The exercise:
Exactly reproduce the line containing "Read this page and output its text content." together with every line after it, through the end of the entries, and give nothing more.

Saved data entries:
========================================================================

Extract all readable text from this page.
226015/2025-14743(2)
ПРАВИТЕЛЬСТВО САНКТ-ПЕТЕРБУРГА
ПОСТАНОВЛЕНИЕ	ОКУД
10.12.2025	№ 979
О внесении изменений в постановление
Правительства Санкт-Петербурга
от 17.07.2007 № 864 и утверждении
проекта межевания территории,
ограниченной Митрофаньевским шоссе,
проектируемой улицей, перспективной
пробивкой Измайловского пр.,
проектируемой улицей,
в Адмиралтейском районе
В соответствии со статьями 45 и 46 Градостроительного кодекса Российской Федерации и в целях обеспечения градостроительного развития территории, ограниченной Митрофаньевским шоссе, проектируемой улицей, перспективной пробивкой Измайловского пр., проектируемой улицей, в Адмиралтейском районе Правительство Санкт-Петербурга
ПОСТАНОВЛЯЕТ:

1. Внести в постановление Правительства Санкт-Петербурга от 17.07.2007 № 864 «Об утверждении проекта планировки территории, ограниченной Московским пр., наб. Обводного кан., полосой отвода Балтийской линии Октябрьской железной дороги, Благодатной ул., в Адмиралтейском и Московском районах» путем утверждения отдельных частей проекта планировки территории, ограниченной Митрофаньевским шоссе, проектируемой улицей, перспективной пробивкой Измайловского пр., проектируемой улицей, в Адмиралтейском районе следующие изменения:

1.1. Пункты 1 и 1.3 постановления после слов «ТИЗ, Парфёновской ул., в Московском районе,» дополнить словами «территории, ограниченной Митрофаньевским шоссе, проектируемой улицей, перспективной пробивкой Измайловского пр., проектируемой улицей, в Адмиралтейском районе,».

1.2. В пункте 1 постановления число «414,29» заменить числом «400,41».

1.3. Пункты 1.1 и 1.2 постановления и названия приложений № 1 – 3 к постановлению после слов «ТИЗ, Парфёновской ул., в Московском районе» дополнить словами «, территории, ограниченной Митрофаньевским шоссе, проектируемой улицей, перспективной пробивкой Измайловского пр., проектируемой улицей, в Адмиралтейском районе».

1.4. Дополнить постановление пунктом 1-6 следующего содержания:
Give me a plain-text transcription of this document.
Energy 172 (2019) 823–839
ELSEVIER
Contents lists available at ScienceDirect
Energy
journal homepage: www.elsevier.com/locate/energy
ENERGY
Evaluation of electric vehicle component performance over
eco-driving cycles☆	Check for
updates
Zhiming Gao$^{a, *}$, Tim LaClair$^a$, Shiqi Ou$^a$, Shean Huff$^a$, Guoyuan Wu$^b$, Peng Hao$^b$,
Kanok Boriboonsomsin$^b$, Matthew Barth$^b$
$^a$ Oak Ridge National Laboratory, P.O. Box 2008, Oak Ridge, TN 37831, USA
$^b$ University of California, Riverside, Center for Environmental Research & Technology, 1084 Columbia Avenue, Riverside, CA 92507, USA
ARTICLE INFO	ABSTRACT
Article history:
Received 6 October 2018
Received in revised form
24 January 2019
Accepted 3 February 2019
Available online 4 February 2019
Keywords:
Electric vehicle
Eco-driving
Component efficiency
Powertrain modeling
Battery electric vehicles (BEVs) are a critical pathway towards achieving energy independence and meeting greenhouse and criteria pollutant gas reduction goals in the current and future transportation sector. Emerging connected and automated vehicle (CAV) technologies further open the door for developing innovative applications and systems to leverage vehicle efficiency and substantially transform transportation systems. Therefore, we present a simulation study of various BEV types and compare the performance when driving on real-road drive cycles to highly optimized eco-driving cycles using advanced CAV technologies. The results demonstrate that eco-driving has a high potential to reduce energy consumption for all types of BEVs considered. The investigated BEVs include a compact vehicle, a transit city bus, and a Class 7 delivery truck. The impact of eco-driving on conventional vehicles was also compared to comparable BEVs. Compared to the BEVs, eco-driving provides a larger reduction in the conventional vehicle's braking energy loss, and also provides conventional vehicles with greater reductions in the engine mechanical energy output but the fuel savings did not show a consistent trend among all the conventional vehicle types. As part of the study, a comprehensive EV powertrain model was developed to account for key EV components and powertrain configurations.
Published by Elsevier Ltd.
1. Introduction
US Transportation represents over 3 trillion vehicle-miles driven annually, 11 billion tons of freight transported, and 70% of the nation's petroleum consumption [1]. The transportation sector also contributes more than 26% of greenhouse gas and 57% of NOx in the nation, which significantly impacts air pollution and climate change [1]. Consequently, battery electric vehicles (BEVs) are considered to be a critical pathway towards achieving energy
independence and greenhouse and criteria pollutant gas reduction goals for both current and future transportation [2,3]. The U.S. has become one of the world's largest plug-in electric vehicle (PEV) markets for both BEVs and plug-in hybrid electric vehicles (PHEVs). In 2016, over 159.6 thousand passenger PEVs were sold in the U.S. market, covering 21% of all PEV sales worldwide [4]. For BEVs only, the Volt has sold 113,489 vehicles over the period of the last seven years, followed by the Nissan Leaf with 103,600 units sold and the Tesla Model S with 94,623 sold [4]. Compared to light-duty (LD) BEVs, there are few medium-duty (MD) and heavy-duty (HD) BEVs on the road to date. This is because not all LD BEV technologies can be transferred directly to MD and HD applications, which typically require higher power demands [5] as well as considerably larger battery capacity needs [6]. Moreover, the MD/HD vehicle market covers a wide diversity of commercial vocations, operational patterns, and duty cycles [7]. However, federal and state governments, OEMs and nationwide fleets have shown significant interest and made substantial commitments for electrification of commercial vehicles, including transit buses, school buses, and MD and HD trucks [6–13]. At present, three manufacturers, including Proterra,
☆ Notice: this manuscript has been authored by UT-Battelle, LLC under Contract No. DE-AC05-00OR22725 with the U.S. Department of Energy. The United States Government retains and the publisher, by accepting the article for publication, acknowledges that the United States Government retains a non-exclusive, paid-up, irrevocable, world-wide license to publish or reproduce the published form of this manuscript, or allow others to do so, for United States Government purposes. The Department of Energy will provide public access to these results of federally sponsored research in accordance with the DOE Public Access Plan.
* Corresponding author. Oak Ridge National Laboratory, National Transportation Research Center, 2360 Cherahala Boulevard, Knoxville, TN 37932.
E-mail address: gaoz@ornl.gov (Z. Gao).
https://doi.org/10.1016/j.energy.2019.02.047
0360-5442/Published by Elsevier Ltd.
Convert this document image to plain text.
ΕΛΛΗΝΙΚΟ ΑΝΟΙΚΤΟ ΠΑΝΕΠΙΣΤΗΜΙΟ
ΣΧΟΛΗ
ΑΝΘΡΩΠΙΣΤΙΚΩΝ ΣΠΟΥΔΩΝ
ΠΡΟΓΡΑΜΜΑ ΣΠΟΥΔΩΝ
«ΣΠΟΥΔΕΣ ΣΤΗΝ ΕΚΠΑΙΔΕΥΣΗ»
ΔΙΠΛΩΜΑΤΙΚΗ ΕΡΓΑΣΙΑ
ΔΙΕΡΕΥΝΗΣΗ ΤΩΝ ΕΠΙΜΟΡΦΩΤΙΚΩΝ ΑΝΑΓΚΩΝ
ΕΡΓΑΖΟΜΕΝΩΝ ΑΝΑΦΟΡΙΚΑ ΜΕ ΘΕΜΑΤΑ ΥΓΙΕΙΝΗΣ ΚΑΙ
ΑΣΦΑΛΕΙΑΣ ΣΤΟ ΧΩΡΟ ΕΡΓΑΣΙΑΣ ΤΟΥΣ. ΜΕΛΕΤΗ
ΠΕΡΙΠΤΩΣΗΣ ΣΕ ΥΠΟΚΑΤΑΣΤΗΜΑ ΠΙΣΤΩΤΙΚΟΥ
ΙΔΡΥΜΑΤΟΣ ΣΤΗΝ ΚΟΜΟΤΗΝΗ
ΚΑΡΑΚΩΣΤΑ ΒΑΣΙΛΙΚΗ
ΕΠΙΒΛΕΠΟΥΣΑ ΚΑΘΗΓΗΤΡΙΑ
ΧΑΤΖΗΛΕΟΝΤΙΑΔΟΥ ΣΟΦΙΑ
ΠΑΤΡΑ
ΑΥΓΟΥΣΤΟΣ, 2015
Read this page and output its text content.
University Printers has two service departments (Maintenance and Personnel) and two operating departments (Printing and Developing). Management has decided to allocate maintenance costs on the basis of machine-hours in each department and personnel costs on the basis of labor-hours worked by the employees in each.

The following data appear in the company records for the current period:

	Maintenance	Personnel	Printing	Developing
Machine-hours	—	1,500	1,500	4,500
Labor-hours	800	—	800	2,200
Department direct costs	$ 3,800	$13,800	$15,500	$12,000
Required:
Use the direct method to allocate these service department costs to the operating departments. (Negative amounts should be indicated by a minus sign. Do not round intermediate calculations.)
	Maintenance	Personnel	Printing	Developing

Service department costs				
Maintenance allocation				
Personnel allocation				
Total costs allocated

========================================================================

Written solution:
Read this page and output its text content.
University Printers has two service departments (Maintenance and Personnel) and two operating departments (Printing and Developing). Management has decided to allocate maintenance costs on the basis of machine-hours in each department and personnel costs on the basis of labor-hours worked by the employees in each.

The following data appear in the company records for the current period:

	Maintenance	Personnel	Printing	Developing
Machine-hours	—	1,500	1,500	4,500
Labor-hours	800	—	800	2,200
Department direct costs	$ 3,800	$13,800	$15,500	$12,000
Required:
Use the direct method to allocate these service department costs to the operating departments. (Negative amounts should be indicated by a minus sign. Do not round intermediate calculations.)
	Maintenance	Personnel	Printing	Developing

Service department costs				
Maintenance allocation				
Personnel allocation				
Total costs allocated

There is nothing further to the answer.